[STORED RECORDS]
--- Start ---

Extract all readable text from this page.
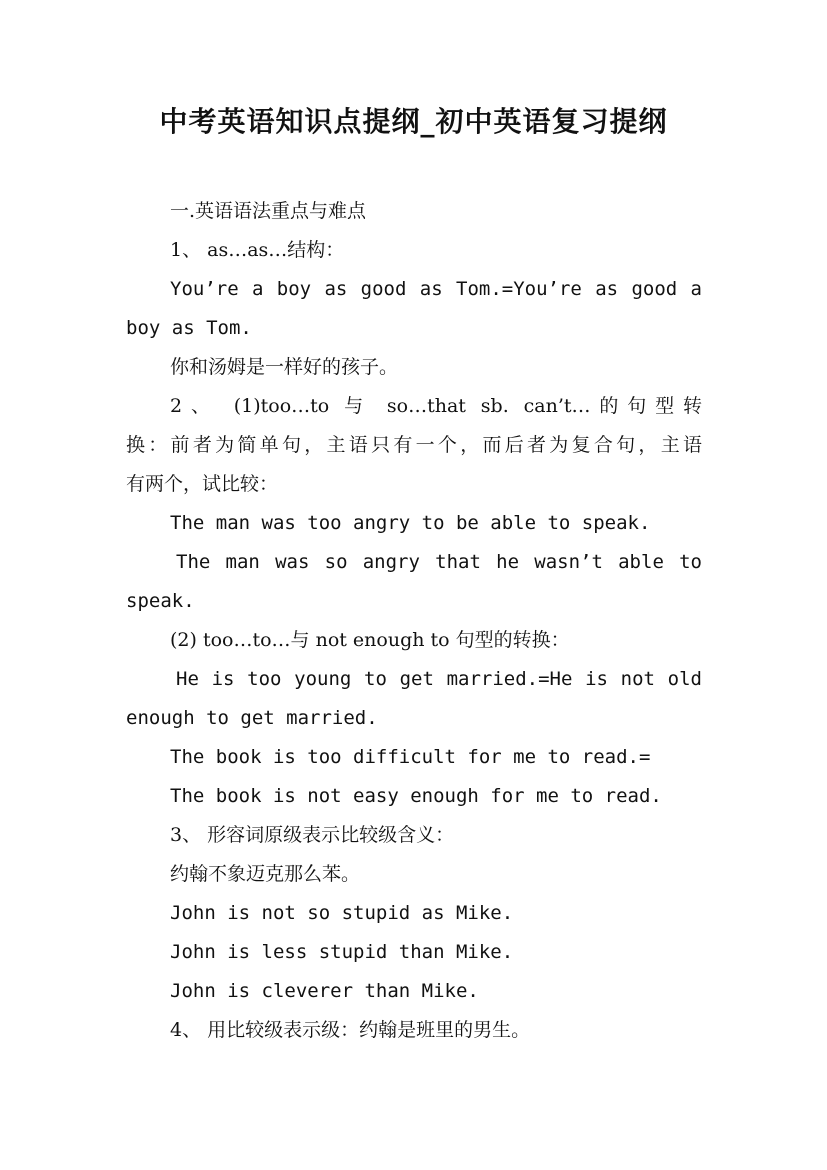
中考英语知识点提纲_初中英语复习提纲
一.英语语法重点与难点
1、 as…as…结构：
You’re a boy as good as Tom.=You’re as good a
boy as Tom.
你和汤姆是一样好的孩子。
2、 (1)too…to 与 so…that sb. can’t…的句型转
换：前者为简单句，主语只有一个，而后者为复合句，主语
有两个，试比较：
The man was too angry to be able to speak.
The man was so angry that he wasn’t able to
speak.
(2) too…to…与 not enough to 句型的转换：
He is too young to get married.=He is not old
enough to get married.
The book is too difficult for me to read.=
The book is not easy enough for me to read.
3、 形容词原级表示比较级含义：
约翰不象迈克那么苯。
John is not so stupid as Mike.
John is less stupid than Mike.
John is cleverer than Mike.
4、 用比较级表示级：约翰是班里的男生。
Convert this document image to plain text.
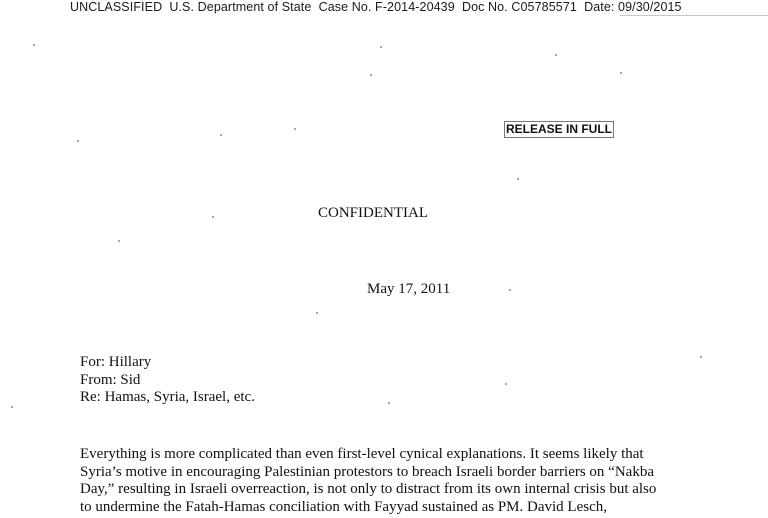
UNCLASSIFIED U.S. Department of State Case No. F-2014-20439 Doc No. C05785571 Date: 09/30/2015
RELEASE IN FULL
CONFIDENTIAL
May 17, 2011
For: Hillary
From: Sid
Re: Hamas, Syria, Israel, etc.
Everything is more complicated than even first-level cynical explanations. It seems likely that
Syria’s motive in encouraging Palestinian protestors to breach Israeli border barriers on “Nakba
Day,” resulting in Israeli overreaction, is not only to distract from its own internal crisis but also
to undermine the Fatah-Hamas conciliation with Fayyad sustained as PM. David Lesch,
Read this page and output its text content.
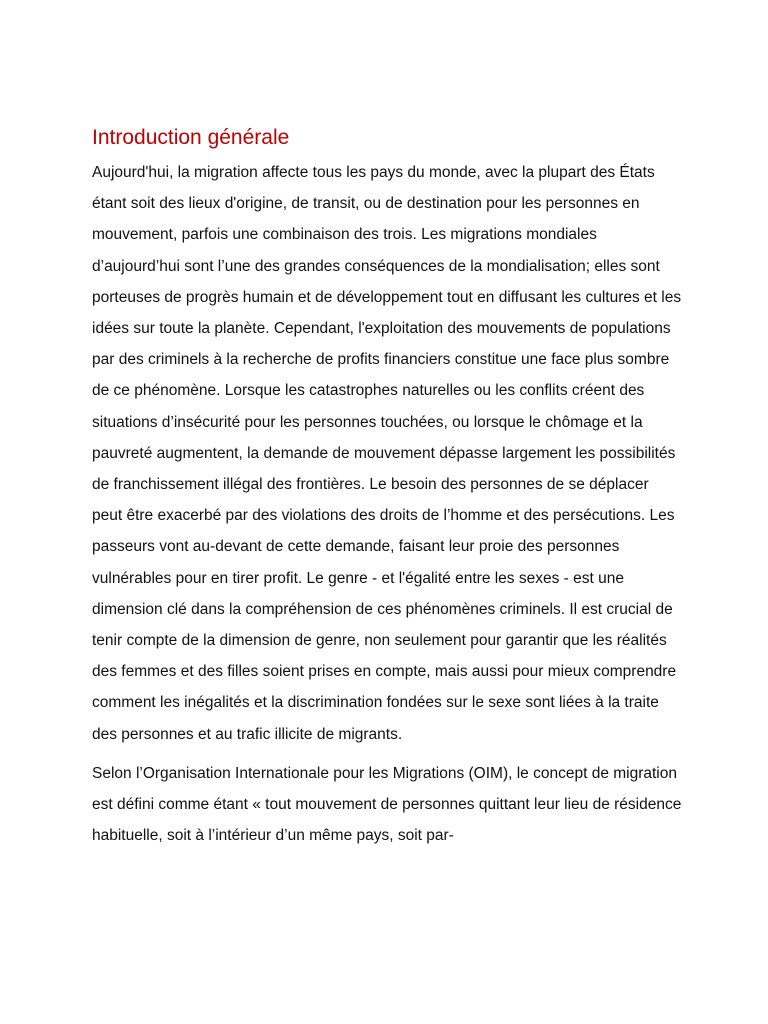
Introduction générale

Aujourd'hui, la migration affecte tous les pays du monde, avec la plupart des États étant soit des lieux d'origine, de transit, ou de destination pour les personnes en mouvement, parfois une combinaison des trois. Les migrations mondiales d’aujourd’hui sont l’une des grandes conséquences de la mondialisation; elles sont porteuses de progrès humain et de développement tout en diffusant les cultures et les idées sur toute la planète. Cependant, l'exploitation des mouvements de populations par des criminels à la recherche de profits financiers constitue une face plus sombre de ce phénomène. Lorsque les catastrophes naturelles ou les conflits créent des situations d’insécurité pour les personnes touchées, ou lorsque le chômage et la pauvreté augmentent, la demande de mouvement dépasse largement les possibilités de franchissement illégal des frontières. Le besoin des personnes de se déplacer peut être exacerbé par des violations des droits de l’homme et des persécutions. Les passeurs vont au-devant de cette demande, faisant leur proie des personnes vulnérables pour en tirer profit. Le genre - et l'égalité entre les sexes - est une dimension clé dans la compréhension de ces phénomènes criminels. Il est crucial de tenir compte de la dimension de genre, non seulement pour garantir que les réalités des femmes et des filles soient prises en compte, mais aussi pour mieux comprendre comment les inégalités et la discrimination fondées sur le sexe sont liées à la traite des personnes et au trafic illicite de migrants.

Selon l’Organisation Internationale pour les Migrations (OIM), le concept de migration est défini comme étant « tout mouvement de personnes quittant leur lieu de résidence habituelle, soit à l’intérieur d’un même pays, soit par-
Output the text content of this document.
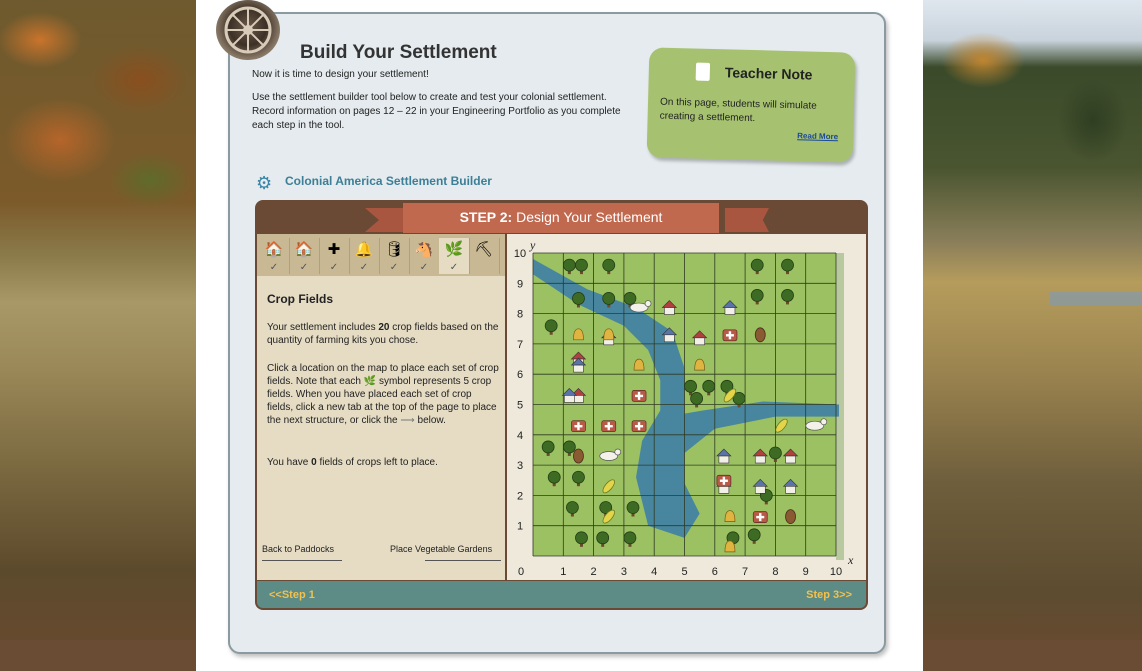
Build Your Settlement
Now it is time to design your settlement!
Use the settlement builder tool below to create and test your colonial settlement. Record information on pages 12 – 22 in your Engineering Portfolio as you complete each step in the tool.
Teacher Note
On this page, students will simulate creating a settlement.
Read More
⚙ Colonial America Settlement Builder
STEP 2: Design Your Settlement
🏠
✓
🏠
✓
✚
✓
🔔
✓
🛢
✓
🐴
✓
🌿
✓
⛏
Crop Fields
Your settlement includes 20 crop fields based on the quantity of farming kits you chose.
Click a location on the map to place each set of crop fields. Note that each 🌿 symbol represents 5 crop fields. When you have placed each set of crop fields, click a new tab at the top of the page to place the next structure, or click the ⟶ below.
You have 0 fields of crops left to place.
Back to Paddocks	Place Vegetable Gardens
0	1 2 3 4 5 6 7 8 9 10
1
2
3
4
5
6
7
8
9
10
y
x
<<Step 1	Step 3>>
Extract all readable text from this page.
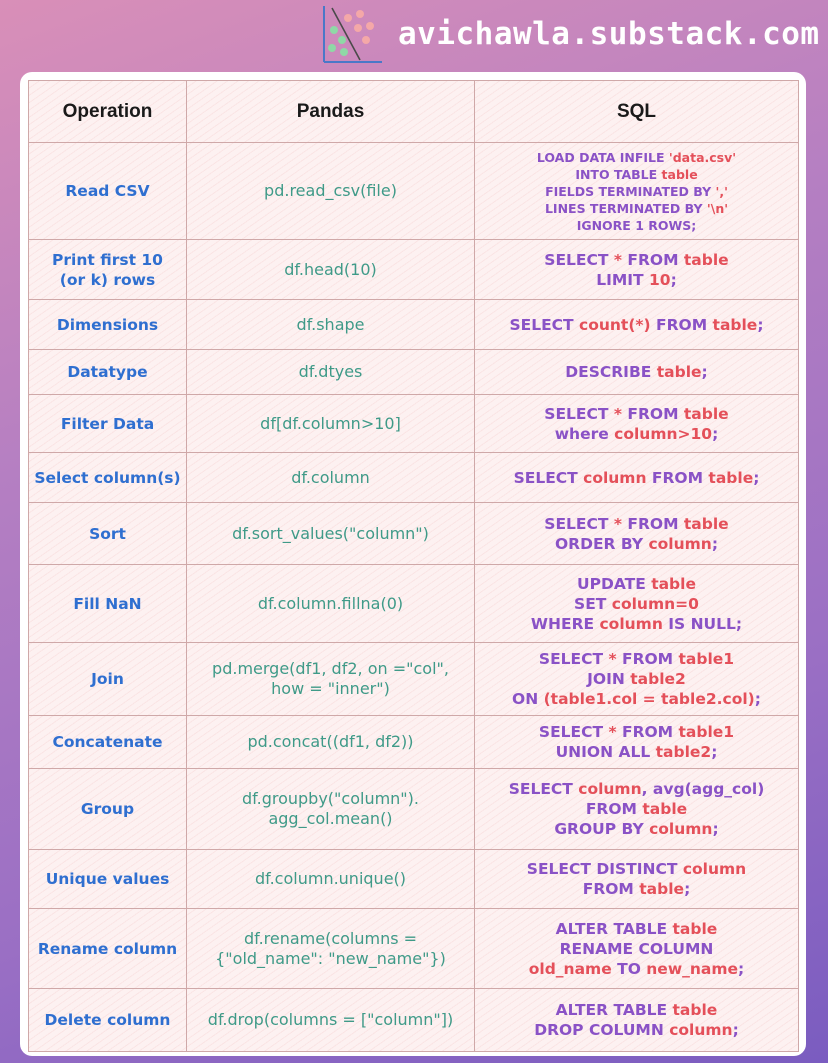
avichawla.substack.com
Operation	Pandas	SQL

Read CSV	pd.read_csv(file)	LOAD DATA INFILE 'data.csv'
INTO TABLE table
FIELDS TERMINATED BY ','
LINES TERMINATED BY '\n'
IGNORE 1 ROWS;

Print first 10
(or k) rows	df.head(10)	SELECT * FROM table
LIMIT 10;

Dimensions	df.shape	SELECT count(*) FROM table;

Datatype	df.dtyes	DESCRIBE table;

Filter Data	df[df.column>10]	SELECT * FROM table
where column>10;

Select column(s)	df.column	SELECT column FROM table;

Sort	df.sort_values("column")	SELECT * FROM table
ORDER BY column;

Fill NaN	df.column.fillna(0)	UPDATE table
SET column=0
WHERE column IS NULL;

Join	pd.merge(df1, df2, on ="col",
how = "inner")	SELECT * FROM table1
JOIN table2
ON (table1.col = table2.col);

Concatenate	pd.concat((df1, df2))	SELECT * FROM table1
UNION ALL table2;

Group	df.groupby("column").
agg_col.mean()	SELECT column, avg(agg_col)
FROM table
GROUP BY column;

Unique values	df.column.unique()	SELECT DISTINCT column
FROM table;

Rename column	df.rename(columns =
{"old_name": "new_name"})	ALTER TABLE table
RENAME COLUMN
old_name TO new_name;

Delete column	df.drop(columns = ["column"])	ALTER TABLE table
DROP COLUMN column;
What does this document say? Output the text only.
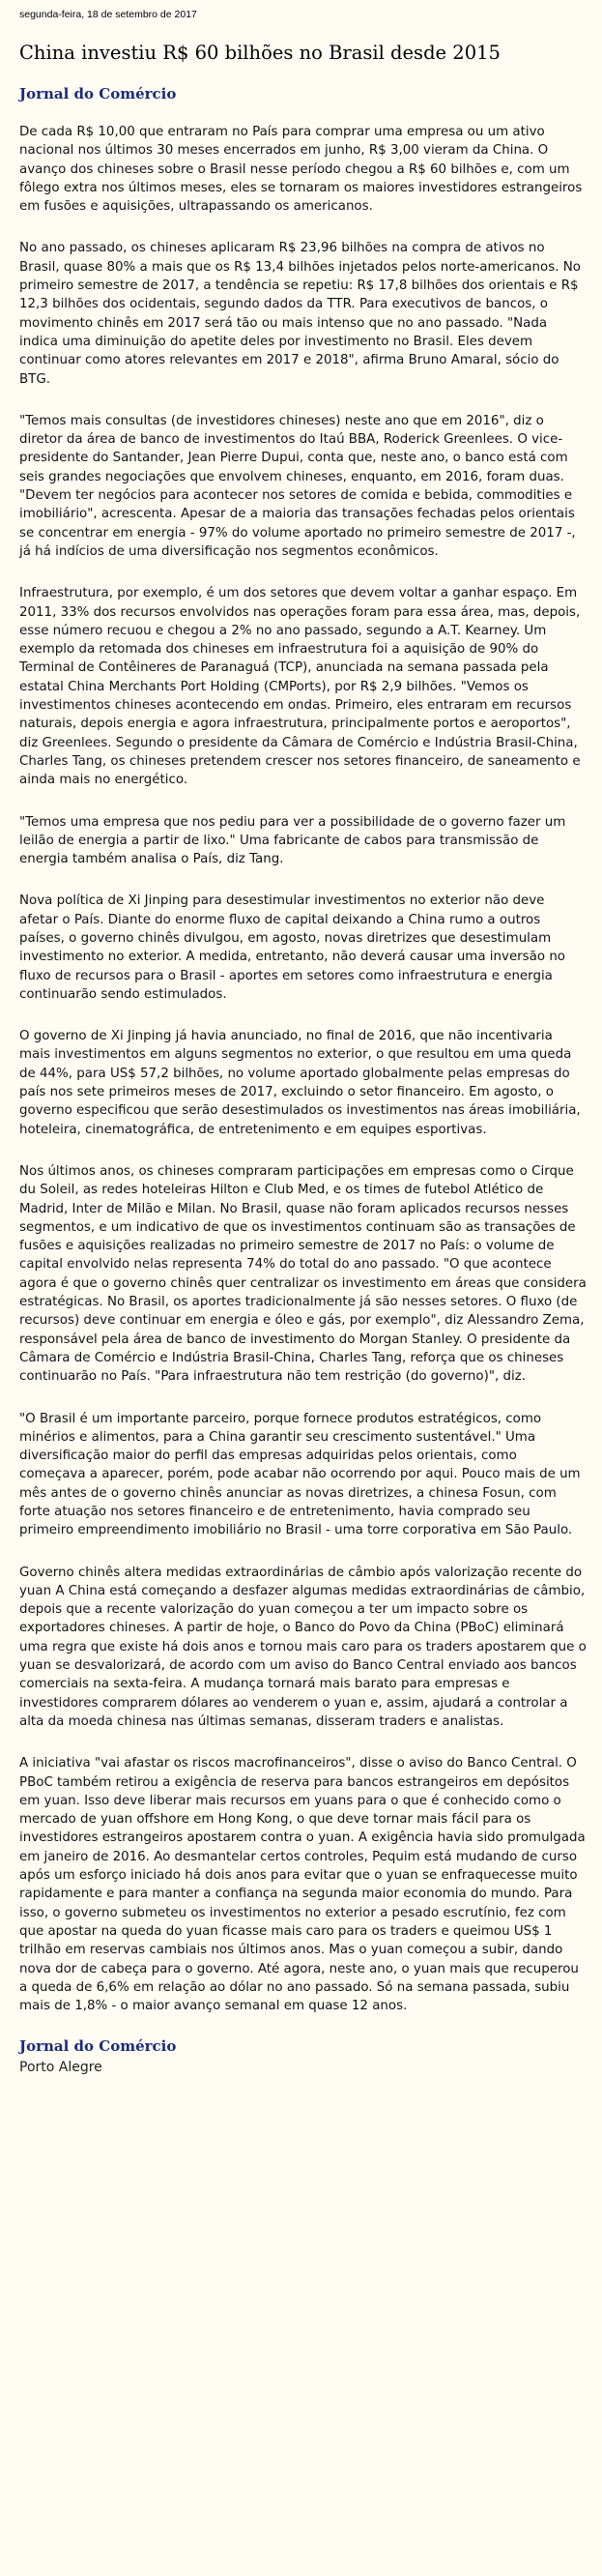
segunda-feira, 18 de setembro de 2017
China investiu R$ 60 bilhões no Brasil desde 2015
Jornal do Comércio

De cada R$ 10,00 que entraram no País para comprar uma empresa ou um ativo nacional nos últimos 30 meses encerrados em junho, R$ 3,00 vieram da China. O avanço dos chineses sobre o Brasil nesse período chegou a R$ 60 bilhões e, com um fôlego extra nos últimos meses, eles se tornaram os maiores investidores estrangeiros em fusões e aquisições, ultrapassando os americanos.

No ano passado, os chineses aplicaram R$ 23,96 bilhões na compra de ativos no Brasil, quase 80% a mais que os R$ 13,4 bilhões injetados pelos norte-americanos. No primeiro semestre de 2017, a tendência se repetiu: R$ 17,8 bilhões dos orientais e R$ 12,3 bilhões dos ocidentais, segundo dados da TTR. Para executivos de bancos, o movimento chinês em 2017 será tão ou mais intenso que no ano passado. "Nada indica uma diminuição do apetite deles por investimento no Brasil. Eles devem continuar como atores relevantes em 2017 e 2018", afirma Bruno Amaral, sócio do BTG.

"Temos mais consultas (de investidores chineses) neste ano que em 2016", diz o diretor da área de banco de investimentos do Itaú BBA, Roderick Greenlees. O vice-presidente do Santander, Jean Pierre Dupui, conta que, neste ano, o banco está com seis grandes negociações que envolvem chineses, enquanto, em 2016, foram duas. "Devem ter negócios para acontecer nos setores de comida e bebida, commodities e imobiliário", acrescenta. Apesar de a maioria das transações fechadas pelos orientais se concentrar em energia - 97% do volume aportado no primeiro semestre de 2017 -, já há indícios de uma diversificação nos segmentos econômicos.

Infraestrutura, por exemplo, é um dos setores que devem voltar a ganhar espaço. Em 2011, 33% dos recursos envolvidos nas operações foram para essa área, mas, depois, esse número recuou e chegou a 2% no ano passado, segundo a A.T. Kearney. Um exemplo da retomada dos chineses em infraestrutura foi a aquisição de 90% do Terminal de Contêineres de Paranaguá (TCP), anunciada na semana passada pela estatal China Merchants Port Holding (CMPorts), por R$ 2,9 bilhões. "Vemos os investimentos chineses acontecendo em ondas. Primeiro, eles entraram em recursos naturais, depois energia e agora infraestrutura, principalmente portos e aeroportos", diz Greenlees. Segundo o presidente da Câmara de Comércio e Indústria Brasil-China, Charles Tang, os chineses pretendem crescer nos setores financeiro, de saneamento e ainda mais no energético.

"Temos uma empresa que nos pediu para ver a possibilidade de o governo fazer um leilão de energia a partir de lixo." Uma fabricante de cabos para transmissão de energia também analisa o País, diz Tang.

Nova política de Xi Jinping para desestimular investimentos no exterior não deve afetar o País. Diante do enorme fluxo de capital deixando a China rumo a outros países, o governo chinês divulgou, em agosto, novas diretrizes que desestimulam investimento no exterior. A medida, entretanto, não deverá causar uma inversão no fluxo de recursos para o Brasil - aportes em setores como infraestrutura e energia continuarão sendo estimulados.

O governo de Xi Jinping já havia anunciado, no final de 2016, que não incentivaria mais investimentos em alguns segmentos no exterior, o que resultou em uma queda de 44%, para US$ 57,2 bilhões, no volume aportado globalmente pelas empresas do país nos sete primeiros meses de 2017, excluindo o setor financeiro. Em agosto, o governo especificou que serão desestimulados os investimentos nas áreas imobiliária, hoteleira, cinematográfica, de entretenimento e em equipes esportivas.

Nos últimos anos, os chineses compraram participações em empresas como o Cirque du Soleil, as redes hoteleiras Hilton e Club Med, e os times de futebol Atlético de Madrid, Inter de Milão e Milan. No Brasil, quase não foram aplicados recursos nesses segmentos, e um indicativo de que os investimentos continuam são as transações de fusões e aquisições realizadas no primeiro semestre de 2017 no País: o volume de capital envolvido nelas representa 74% do total do ano passado. "O que acontece agora é que o governo chinês quer centralizar os investimento em áreas que considera estratégicas. No Brasil, os aportes tradicionalmente já são nesses setores. O fluxo (de recursos) deve continuar em energia e óleo e gás, por exemplo", diz Alessandro Zema, responsável pela área de banco de investimento do Morgan Stanley. O presidente da Câmara de Comércio e Indústria Brasil-China, Charles Tang, reforça que os chineses continuarão no País. "Para infraestrutura não tem restrição (do governo)", diz.

"O Brasil é um importante parceiro, porque fornece produtos estratégicos, como minérios e alimentos, para a China garantir seu crescimento sustentável." Uma diversificação maior do perfil das empresas adquiridas pelos orientais, como começava a aparecer, porém, pode acabar não ocorrendo por aqui. Pouco mais de um mês antes de o governo chinês anunciar as novas diretrizes, a chinesa Fosun, com forte atuação nos setores financeiro e de entretenimento, havia comprado seu primeiro empreendimento imobiliário no Brasil - uma torre corporativa em São Paulo.

Governo chinês altera medidas extraordinárias de câmbio após valorização recente do yuan A China está começando a desfazer algumas medidas extraordinárias de câmbio, depois que a recente valorização do yuan começou a ter um impacto sobre os exportadores chineses. A partir de hoje, o Banco do Povo da China (PBoC) eliminará uma regra que existe há dois anos e tornou mais caro para os traders apostarem que o yuan se desvalorizará, de acordo com um aviso do Banco Central enviado aos bancos comerciais na sexta-feira. A mudança tornará mais barato para empresas e investidores comprarem dólares ao venderem o yuan e, assim, ajudará a controlar a alta da moeda chinesa nas últimas semanas, disseram traders e analistas.

A iniciativa "vai afastar os riscos macrofinanceiros", disse o aviso do Banco Central. O PBoC também retirou a exigência de reserva para bancos estrangeiros em depósitos em yuan. Isso deve liberar mais recursos em yuans para o que é conhecido como o mercado de yuan offshore em Hong Kong, o que deve tornar mais fácil para os investidores estrangeiros apostarem contra o yuan. A exigência havia sido promulgada em janeiro de 2016. Ao desmantelar certos controles, Pequim está mudando de curso após um esforço iniciado há dois anos para evitar que o yuan se enfraquecesse muito rapidamente e para manter a confiança na segunda maior economia do mundo. Para isso, o governo submeteu os investimentos no exterior a pesado escrutínio, fez com que apostar na queda do yuan ficasse mais caro para os traders e queimou US$ 1 trilhão em reservas cambiais nos últimos anos. Mas o yuan começou a subir, dando nova dor de cabeça para o governo. Até agora, neste ano, o yuan mais que recuperou a queda de 6,6% em relação ao dólar no ano passado. Só na semana passada, subiu mais de 1,8% - o maior avanço semanal em quase 12 anos.

Jornal do Comércio
Porto Alegre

--- End ---

Scan the entries above for the word "TERMINATED" and collect each line holding it.

FIELDS TERMINATED BY ','
LINES TERMINATED BY '\n'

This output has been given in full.